_Written instruction:_ How many of the lines below hold the word "ишемическим"? Answer only with the number.

_Records to use:_
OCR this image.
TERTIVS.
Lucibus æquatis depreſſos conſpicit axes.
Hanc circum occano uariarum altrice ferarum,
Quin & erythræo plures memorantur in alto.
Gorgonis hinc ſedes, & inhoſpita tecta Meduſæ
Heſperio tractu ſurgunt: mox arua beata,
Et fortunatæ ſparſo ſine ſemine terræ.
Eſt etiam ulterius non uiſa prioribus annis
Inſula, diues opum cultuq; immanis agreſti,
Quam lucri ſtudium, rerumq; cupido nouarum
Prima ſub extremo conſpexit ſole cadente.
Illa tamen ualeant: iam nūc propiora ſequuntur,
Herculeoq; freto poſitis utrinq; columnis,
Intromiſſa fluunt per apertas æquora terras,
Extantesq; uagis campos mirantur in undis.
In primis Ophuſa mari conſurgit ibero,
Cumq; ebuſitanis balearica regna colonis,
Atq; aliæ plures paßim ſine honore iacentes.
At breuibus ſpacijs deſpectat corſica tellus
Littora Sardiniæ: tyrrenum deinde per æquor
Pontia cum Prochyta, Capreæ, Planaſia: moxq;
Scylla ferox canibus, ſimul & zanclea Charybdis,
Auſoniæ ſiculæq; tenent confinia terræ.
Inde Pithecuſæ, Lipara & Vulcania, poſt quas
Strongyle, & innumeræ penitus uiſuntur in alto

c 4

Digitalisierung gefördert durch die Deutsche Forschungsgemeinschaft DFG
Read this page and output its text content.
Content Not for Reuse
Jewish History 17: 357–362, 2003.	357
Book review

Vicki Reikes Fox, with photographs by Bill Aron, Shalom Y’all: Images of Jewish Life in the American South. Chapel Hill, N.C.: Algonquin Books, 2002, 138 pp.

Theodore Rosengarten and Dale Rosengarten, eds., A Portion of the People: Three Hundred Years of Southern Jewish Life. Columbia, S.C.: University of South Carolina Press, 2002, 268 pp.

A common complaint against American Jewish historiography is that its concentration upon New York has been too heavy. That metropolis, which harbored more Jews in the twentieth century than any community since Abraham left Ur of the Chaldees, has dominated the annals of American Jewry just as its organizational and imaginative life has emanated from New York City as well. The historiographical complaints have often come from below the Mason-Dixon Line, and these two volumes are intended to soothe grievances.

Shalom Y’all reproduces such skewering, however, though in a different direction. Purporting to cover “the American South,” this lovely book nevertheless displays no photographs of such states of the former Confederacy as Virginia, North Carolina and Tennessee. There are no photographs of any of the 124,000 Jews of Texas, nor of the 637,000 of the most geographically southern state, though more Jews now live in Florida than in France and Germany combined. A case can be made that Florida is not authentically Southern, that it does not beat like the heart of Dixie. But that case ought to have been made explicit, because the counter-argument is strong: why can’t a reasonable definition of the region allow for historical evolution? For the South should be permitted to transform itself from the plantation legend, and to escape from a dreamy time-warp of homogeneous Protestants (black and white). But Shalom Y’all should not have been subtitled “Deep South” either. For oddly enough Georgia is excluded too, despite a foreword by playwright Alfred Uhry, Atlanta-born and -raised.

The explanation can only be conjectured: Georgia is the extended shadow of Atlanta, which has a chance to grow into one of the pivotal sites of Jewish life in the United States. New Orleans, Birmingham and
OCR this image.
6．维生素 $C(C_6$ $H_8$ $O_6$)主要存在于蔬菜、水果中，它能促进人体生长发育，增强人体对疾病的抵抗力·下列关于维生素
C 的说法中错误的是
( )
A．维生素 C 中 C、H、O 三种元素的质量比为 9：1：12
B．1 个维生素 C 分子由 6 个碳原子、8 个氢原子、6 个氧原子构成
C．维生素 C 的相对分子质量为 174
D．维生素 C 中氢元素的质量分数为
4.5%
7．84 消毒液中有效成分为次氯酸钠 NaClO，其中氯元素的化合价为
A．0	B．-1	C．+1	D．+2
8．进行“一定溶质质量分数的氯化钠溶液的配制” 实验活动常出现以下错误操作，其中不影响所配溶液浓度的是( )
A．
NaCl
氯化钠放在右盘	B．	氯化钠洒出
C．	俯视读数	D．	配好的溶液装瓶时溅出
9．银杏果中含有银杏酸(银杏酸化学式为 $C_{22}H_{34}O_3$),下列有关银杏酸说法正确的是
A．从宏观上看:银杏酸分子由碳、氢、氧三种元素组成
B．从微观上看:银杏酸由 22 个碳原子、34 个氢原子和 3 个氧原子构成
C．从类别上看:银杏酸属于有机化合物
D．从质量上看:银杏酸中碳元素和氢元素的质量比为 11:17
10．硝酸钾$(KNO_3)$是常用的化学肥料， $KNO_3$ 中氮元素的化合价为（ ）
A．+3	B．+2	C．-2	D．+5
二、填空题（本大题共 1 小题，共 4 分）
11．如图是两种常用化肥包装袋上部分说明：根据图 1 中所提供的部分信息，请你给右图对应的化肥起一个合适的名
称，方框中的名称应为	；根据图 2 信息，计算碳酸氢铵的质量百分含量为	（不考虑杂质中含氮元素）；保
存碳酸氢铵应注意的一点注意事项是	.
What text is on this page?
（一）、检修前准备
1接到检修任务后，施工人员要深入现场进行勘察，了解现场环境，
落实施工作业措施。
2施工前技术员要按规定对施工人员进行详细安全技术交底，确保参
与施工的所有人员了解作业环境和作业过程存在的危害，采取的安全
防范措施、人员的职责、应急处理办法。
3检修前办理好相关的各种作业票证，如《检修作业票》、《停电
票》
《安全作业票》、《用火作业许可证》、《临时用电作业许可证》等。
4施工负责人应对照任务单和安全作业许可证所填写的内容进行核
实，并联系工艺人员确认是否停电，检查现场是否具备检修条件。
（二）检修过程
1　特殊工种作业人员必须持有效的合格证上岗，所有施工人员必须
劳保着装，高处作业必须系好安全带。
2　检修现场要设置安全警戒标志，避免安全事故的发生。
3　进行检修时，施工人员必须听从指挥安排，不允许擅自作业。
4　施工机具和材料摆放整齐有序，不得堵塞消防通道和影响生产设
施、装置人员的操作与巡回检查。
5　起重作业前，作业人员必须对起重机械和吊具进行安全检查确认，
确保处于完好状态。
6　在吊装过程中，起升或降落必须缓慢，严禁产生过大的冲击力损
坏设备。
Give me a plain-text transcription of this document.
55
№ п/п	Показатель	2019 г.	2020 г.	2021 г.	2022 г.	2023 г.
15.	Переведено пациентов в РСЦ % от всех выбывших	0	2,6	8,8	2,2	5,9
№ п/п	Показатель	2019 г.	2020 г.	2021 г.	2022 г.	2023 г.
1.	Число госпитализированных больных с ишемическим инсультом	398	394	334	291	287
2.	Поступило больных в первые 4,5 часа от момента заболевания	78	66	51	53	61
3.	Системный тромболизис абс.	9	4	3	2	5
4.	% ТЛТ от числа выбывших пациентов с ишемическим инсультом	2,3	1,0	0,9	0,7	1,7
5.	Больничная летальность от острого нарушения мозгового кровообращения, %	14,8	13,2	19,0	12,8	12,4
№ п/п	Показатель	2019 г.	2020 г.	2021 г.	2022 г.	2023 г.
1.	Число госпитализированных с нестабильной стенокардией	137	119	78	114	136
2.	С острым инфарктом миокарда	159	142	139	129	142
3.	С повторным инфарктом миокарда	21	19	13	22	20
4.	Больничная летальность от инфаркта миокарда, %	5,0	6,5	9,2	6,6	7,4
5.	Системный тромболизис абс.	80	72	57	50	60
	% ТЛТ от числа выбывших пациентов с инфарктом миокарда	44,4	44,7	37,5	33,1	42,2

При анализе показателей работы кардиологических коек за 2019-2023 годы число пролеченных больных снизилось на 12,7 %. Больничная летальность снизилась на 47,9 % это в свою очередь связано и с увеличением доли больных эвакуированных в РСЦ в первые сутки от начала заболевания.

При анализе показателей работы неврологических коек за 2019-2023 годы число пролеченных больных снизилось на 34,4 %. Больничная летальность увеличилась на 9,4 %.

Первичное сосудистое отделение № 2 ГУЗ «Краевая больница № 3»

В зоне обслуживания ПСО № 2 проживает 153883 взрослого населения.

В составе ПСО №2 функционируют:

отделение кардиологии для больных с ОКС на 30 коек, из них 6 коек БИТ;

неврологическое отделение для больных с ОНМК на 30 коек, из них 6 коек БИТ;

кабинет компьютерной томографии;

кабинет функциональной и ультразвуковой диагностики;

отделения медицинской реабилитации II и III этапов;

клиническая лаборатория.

_Task result:_ 2